## Dataset records:
______

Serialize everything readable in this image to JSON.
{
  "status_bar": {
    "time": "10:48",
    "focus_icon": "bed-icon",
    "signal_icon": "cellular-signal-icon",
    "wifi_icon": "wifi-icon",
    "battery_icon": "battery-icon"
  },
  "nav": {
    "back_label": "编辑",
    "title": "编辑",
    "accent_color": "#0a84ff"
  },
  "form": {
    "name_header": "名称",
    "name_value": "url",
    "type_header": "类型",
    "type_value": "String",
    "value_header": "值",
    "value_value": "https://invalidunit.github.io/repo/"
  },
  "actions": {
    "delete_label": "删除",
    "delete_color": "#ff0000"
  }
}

______

Reproduce the data in its entirety, matching each character.

## Complete output:
Serialize everything readable in this image to JSON.
{
  "status_bar": {
    "time": "10:48",
    "focus_icon": "bed-icon",
    "signal_icon": "cellular-signal-icon",
    "wifi_icon": "wifi-icon",
    "battery_icon": "battery-icon"
  },
  "nav": {
    "back_label": "编辑",
    "title": "编辑",
    "accent_color": "#0a84ff"
  },
  "form": {
    "name_header": "名称",
    "name_value": "url",
    "type_header": "类型",
    "type_value": "String",
    "value_header": "值",
    "value_value": "https://invalidunit.github.io/repo/"
  },
  "actions": {
    "delete_label": "删除",
    "delete_color": "#ff0000"
  }
}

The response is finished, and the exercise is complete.